++++ AVAILABLE DATA ++++
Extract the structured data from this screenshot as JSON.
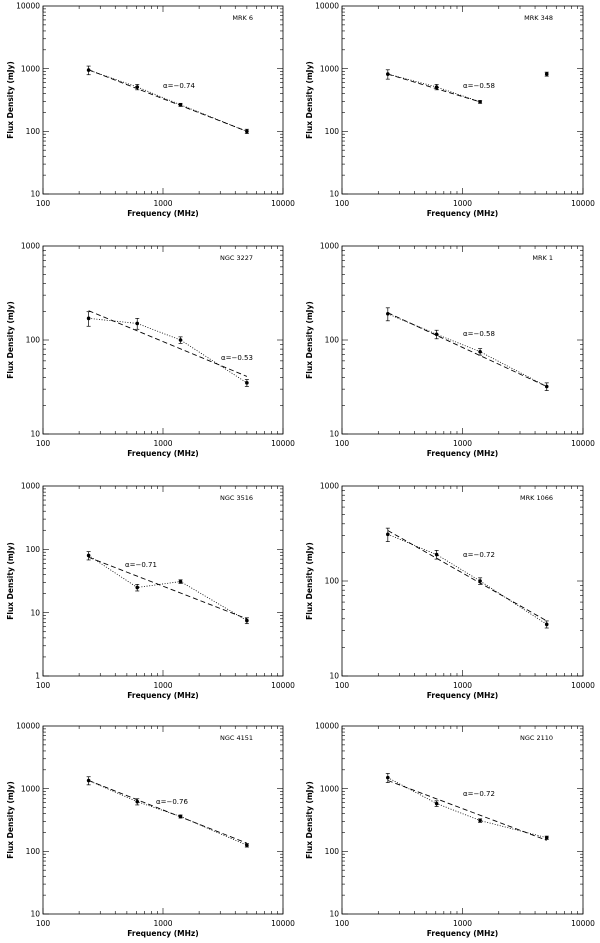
{
  "figure": {
    "description_free": true
  },
  "chart_data": [
    {
      "type": "line",
      "scale": "log-log",
      "source": "MRK 6",
      "alpha_label": "α=−0.74",
      "xlabel": "Frequency (MHz)",
      "ylabel": "Flux Density (mJy)",
      "xlim": [
        100,
        10000
      ],
      "ylim": [
        10,
        10000
      ],
      "xticks": [
        "100",
        "1000",
        "10000"
      ],
      "yticks": [
        "10",
        "100",
        "1000",
        "10000"
      ],
      "points": {
        "x": [
          240,
          610,
          1400,
          5000
        ],
        "y": [
          950,
          510,
          265,
          100
        ],
        "err": [
          150,
          50,
          15,
          8
        ]
      },
      "fit": {
        "x": [
          240,
          5000
        ],
        "y": [
          960,
          100
        ]
      },
      "dotted": {
        "x": [
          240,
          610,
          1400,
          5000
        ],
        "y": [
          950,
          510,
          265,
          100
        ]
      },
      "extra_points": null
    },
    {
      "type": "line",
      "scale": "log-log",
      "source": "MRK 348",
      "alpha_label": "α=−0.58",
      "xlabel": "Frequency (MHz)",
      "ylabel": "Flux Density (mJy)",
      "xlim": [
        100,
        10000
      ],
      "ylim": [
        10,
        10000
      ],
      "xticks": [
        "100",
        "1000",
        "10000"
      ],
      "yticks": [
        "10",
        "100",
        "1000",
        "10000"
      ],
      "points": {
        "x": [
          240,
          610,
          1400
        ],
        "y": [
          820,
          510,
          295
        ],
        "err": [
          140,
          50,
          15
        ]
      },
      "fit": {
        "x": [
          240,
          1400
        ],
        "y": [
          820,
          295
        ]
      },
      "dotted": {
        "x": [
          240,
          610,
          1400
        ],
        "y": [
          820,
          510,
          295
        ]
      },
      "extra_points": {
        "x": [
          5000
        ],
        "y": [
          820
        ],
        "err": [
          60
        ]
      }
    },
    {
      "type": "line",
      "scale": "log-log",
      "source": "NGC 3227",
      "alpha_label": "α=−0.53",
      "xlabel": "Frequency (MHz)",
      "ylabel": "Flux Density (mJy)",
      "xlim": [
        100,
        10000
      ],
      "ylim": [
        10,
        1000
      ],
      "xticks": [
        "100",
        "1000",
        "10000"
      ],
      "yticks": [
        "10",
        "100",
        "1000"
      ],
      "points": {
        "x": [
          240,
          610,
          1400,
          5000
        ],
        "y": [
          170,
          150,
          100,
          35
        ],
        "err": [
          30,
          20,
          8,
          3
        ]
      },
      "fit": {
        "x": [
          240,
          5000
        ],
        "y": [
          205,
          41
        ]
      },
      "dotted": {
        "x": [
          240,
          610,
          1400,
          5000
        ],
        "y": [
          170,
          150,
          100,
          35
        ]
      },
      "extra_points": null
    },
    {
      "type": "line",
      "scale": "log-log",
      "source": "MRK 1",
      "alpha_label": "α=−0.58",
      "xlabel": "Frequency (MHz)",
      "ylabel": "Flux Density (mJy)",
      "xlim": [
        100,
        10000
      ],
      "ylim": [
        10,
        1000
      ],
      "xticks": [
        "100",
        "1000",
        "10000"
      ],
      "yticks": [
        "10",
        "100",
        "1000"
      ],
      "points": {
        "x": [
          240,
          610,
          1400,
          5000
        ],
        "y": [
          190,
          115,
          75,
          32
        ],
        "err": [
          30,
          12,
          6,
          3
        ]
      },
      "fit": {
        "x": [
          240,
          5000
        ],
        "y": [
          195,
          32
        ]
      },
      "dotted": {
        "x": [
          240,
          610,
          1400,
          5000
        ],
        "y": [
          190,
          115,
          75,
          32
        ]
      },
      "extra_points": null
    },
    {
      "type": "line",
      "scale": "log-log",
      "source": "NGC 3516",
      "alpha_label": "α=−0.71",
      "xlabel": "Frequency (MHz)",
      "ylabel": "Flux Density (mJy)",
      "xlim": [
        100,
        10000
      ],
      "ylim": [
        1,
        1000
      ],
      "xticks": [
        "100",
        "1000",
        "10000"
      ],
      "yticks": [
        "1",
        "10",
        "100",
        "1000"
      ],
      "points": {
        "x": [
          240,
          610,
          1400,
          5000
        ],
        "y": [
          80,
          25,
          31,
          7.5
        ],
        "err": [
          12,
          3,
          2,
          0.8
        ]
      },
      "fit": {
        "x": [
          240,
          5000
        ],
        "y": [
          75,
          8
        ]
      },
      "dotted": {
        "x": [
          240,
          610,
          1400,
          5000
        ],
        "y": [
          80,
          25,
          31,
          7.5
        ]
      },
      "extra_points": null
    },
    {
      "type": "line",
      "scale": "log-log",
      "source": "MRK 1066",
      "alpha_label": "α=−0.72",
      "xlabel": "Frequency (MHz)",
      "ylabel": "Flux Density (mJy)",
      "xlim": [
        100,
        10000
      ],
      "ylim": [
        10,
        1000
      ],
      "xticks": [
        "100",
        "1000",
        "10000"
      ],
      "yticks": [
        "10",
        "100",
        "1000"
      ],
      "points": {
        "x": [
          240,
          610,
          1400,
          5000
        ],
        "y": [
          310,
          190,
          100,
          35
        ],
        "err": [
          50,
          20,
          8,
          3
        ]
      },
      "fit": {
        "x": [
          240,
          5000
        ],
        "y": [
          340,
          38
        ]
      },
      "dotted": {
        "x": [
          240,
          610,
          1400,
          5000
        ],
        "y": [
          310,
          190,
          100,
          35
        ]
      },
      "extra_points": null
    },
    {
      "type": "line",
      "scale": "log-log",
      "source": "NGC 4151",
      "alpha_label": "α=−0.76",
      "xlabel": "Frequency (MHz)",
      "ylabel": "Flux Density (mJy)",
      "xlim": [
        100,
        10000
      ],
      "ylim": [
        10,
        10000
      ],
      "xticks": [
        "100",
        "1000",
        "10000"
      ],
      "yticks": [
        "10",
        "100",
        "1000",
        "10000"
      ],
      "points": {
        "x": [
          240,
          610,
          1400,
          5000
        ],
        "y": [
          1350,
          620,
          360,
          125
        ],
        "err": [
          200,
          70,
          20,
          8
        ]
      },
      "fit": {
        "x": [
          240,
          5000
        ],
        "y": [
          1350,
          135
        ]
      },
      "dotted": {
        "x": [
          240,
          610,
          1400,
          5000
        ],
        "y": [
          1350,
          620,
          360,
          125
        ]
      },
      "extra_points": null
    },
    {
      "type": "line",
      "scale": "log-log",
      "source": "NGC 2110",
      "alpha_label": "α=−0.72",
      "xlabel": "Frequency (MHz)",
      "ylabel": "Flux Density (mJy)",
      "xlim": [
        100,
        10000
      ],
      "ylim": [
        10,
        10000
      ],
      "xticks": [
        "100",
        "1000",
        "10000"
      ],
      "yticks": [
        "10",
        "100",
        "1000",
        "10000"
      ],
      "points": {
        "x": [
          240,
          610,
          1400,
          5000
        ],
        "y": [
          1500,
          580,
          310,
          165
        ],
        "err": [
          250,
          60,
          20,
          10
        ]
      },
      "fit": {
        "x": [
          240,
          5000
        ],
        "y": [
          1350,
          150
        ]
      },
      "dotted": {
        "x": [
          240,
          610,
          1400,
          5000
        ],
        "y": [
          1500,
          580,
          310,
          165
        ]
      },
      "extra_points": null
    }
  ]
}
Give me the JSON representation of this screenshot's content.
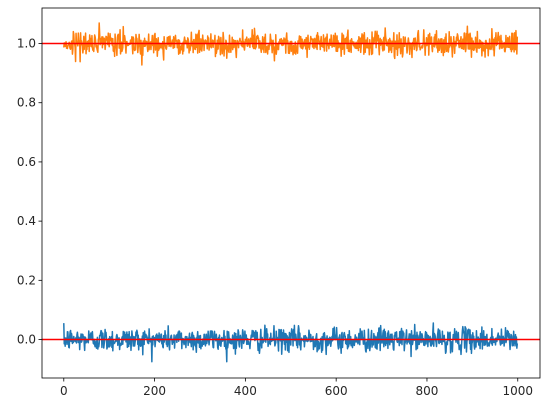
{
  "chart_data": {
    "type": "line",
    "title": "",
    "xlabel": "",
    "ylabel": "",
    "xlim": [
      -48,
      1049
    ],
    "ylim": [
      -0.13,
      1.12
    ],
    "x_ticks": [
      0,
      200,
      400,
      600,
      800,
      1000
    ],
    "x_tick_labels": [
      "0",
      "200",
      "400",
      "600",
      "800",
      "1000"
    ],
    "y_ticks": [
      0.0,
      0.2,
      0.4,
      0.6,
      0.8,
      1.0
    ],
    "y_tick_labels": [
      "0.0",
      "0.2",
      "0.4",
      "0.6",
      "0.8",
      "1.0"
    ],
    "grid": false,
    "legend": "none",
    "series": [
      {
        "color": "#1f77b4",
        "x_start": 0,
        "x_end": 999,
        "center": 0.0,
        "noise_std": 0.02,
        "min": -0.075,
        "max": 0.07,
        "num_points": 1000
      },
      {
        "color": "#ff7f0e",
        "x_start": 0,
        "x_end": 999,
        "center": 1.0,
        "noise_std": 0.02,
        "min": 0.925,
        "max": 1.07,
        "num_points": 1000
      }
    ],
    "reference_lines": [
      {
        "y": 0.0,
        "color": "#ff0000"
      },
      {
        "y": 1.0,
        "color": "#ff0000"
      }
    ]
  }
}
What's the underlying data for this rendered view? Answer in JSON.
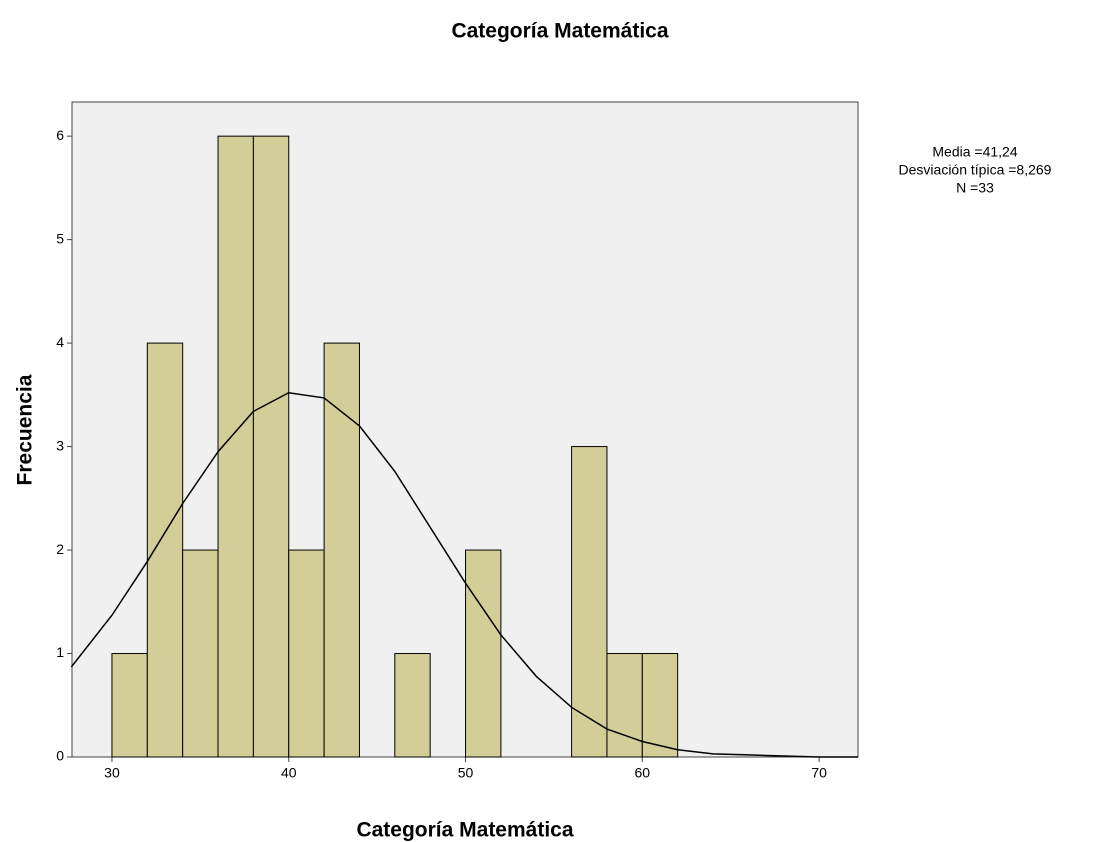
{
  "chart_data": {
    "type": "histogram",
    "title": "Categoría Matemática",
    "x_label": "Categoría Matemática",
    "y_label": "Frecuencia",
    "bins": [
      30,
      32,
      34,
      36,
      38,
      40,
      42,
      44,
      46,
      48,
      50,
      52,
      54,
      56,
      58,
      60,
      62
    ],
    "values": [
      1,
      4,
      2,
      6,
      6,
      2,
      4,
      0,
      1,
      0,
      2,
      0,
      0,
      3,
      1,
      1
    ],
    "color": "#d3ce97",
    "curve": {
      "x": [
        27.7,
        30,
        32,
        34,
        36,
        38,
        40,
        42,
        44,
        46,
        48,
        50,
        52,
        54,
        56,
        58,
        60,
        62,
        64,
        66,
        68,
        70,
        72.2
      ],
      "values": [
        0.87,
        1.37,
        1.89,
        2.45,
        2.95,
        3.34,
        3.52,
        3.47,
        3.2,
        2.76,
        2.22,
        1.68,
        1.18,
        0.78,
        0.48,
        0.27,
        0.15,
        0.07,
        0.03,
        0.02,
        0.01,
        0,
        0
      ],
      "color": "#000000"
    },
    "xlim": [
      27.74,
      72.2
    ],
    "xticks": [
      30,
      40,
      50,
      60,
      70
    ],
    "ylim": [
      0,
      6.33
    ],
    "yticks": [
      0,
      1,
      2,
      3,
      4,
      5,
      6
    ],
    "annotations": [
      "Media =41,24",
      "Desviación típica =8,269",
      "N =33"
    ]
  }
}
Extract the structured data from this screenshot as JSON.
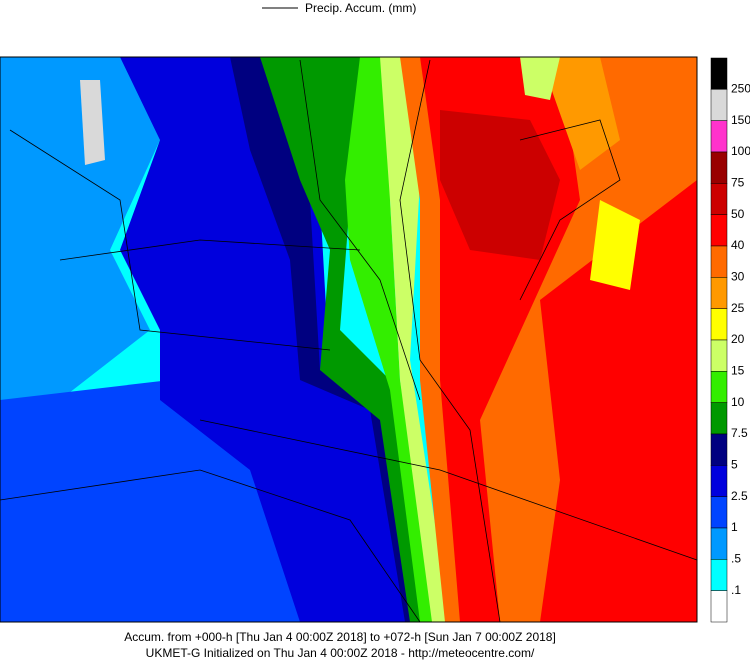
{
  "header": {
    "title": "Precip. Accum. (mm)"
  },
  "legend": {
    "labels": [
      "250",
      "150",
      "100",
      "75",
      "50",
      "40",
      "30",
      "25",
      "20",
      "15",
      "10",
      "7.5",
      "5",
      "2.5",
      "1",
      ".5",
      ".1"
    ],
    "colors": [
      "#000000",
      "#d9d9d9",
      "#ff33cc",
      "#990000",
      "#cc0000",
      "#ff0000",
      "#ff6a00",
      "#ff9900",
      "#ffff00",
      "#ccff66",
      "#33ee00",
      "#009900",
      "#000080",
      "#0000dd",
      "#0044ff",
      "#0099ff",
      "#00ffff",
      "#ffffff"
    ]
  },
  "footer": {
    "line1": "Accum. from +000-h [Thu Jan 4 00:00Z 2018] to +072-h [Sun Jan 7 00:00Z 2018]",
    "line2": "UKMET-G Initialized on Thu Jan 4 00:00Z 2018 - http://meteocentre.com/"
  }
}
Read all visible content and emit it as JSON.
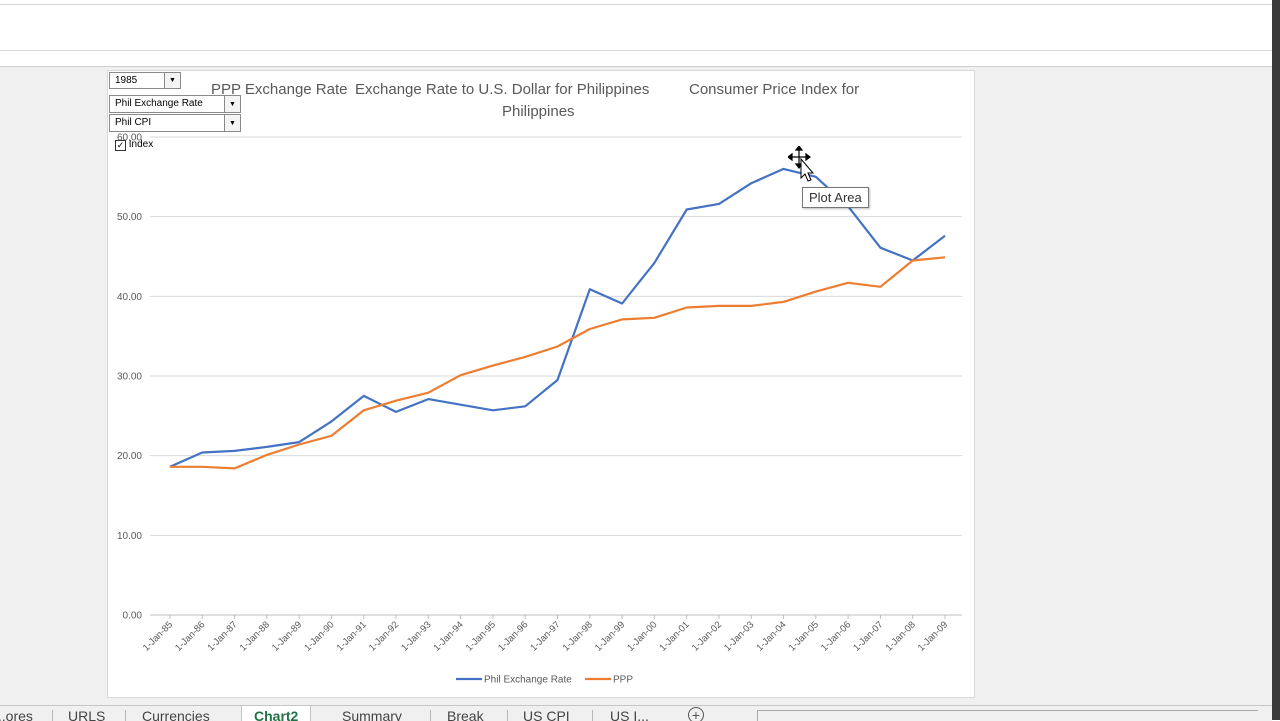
++++
STATED PROBLEM
Gather all lines of the records that include the word "source".

FULL ANSWER
      "source": "MRK 6",
      "source": "MRK 348",
      "source": "NGC 3227",
      "source": "MRK 1",
      "source": "NGC 3516",
      "source": "MRK 1066",
      "source": "NGC 4151",
      "source": "NGC 2110",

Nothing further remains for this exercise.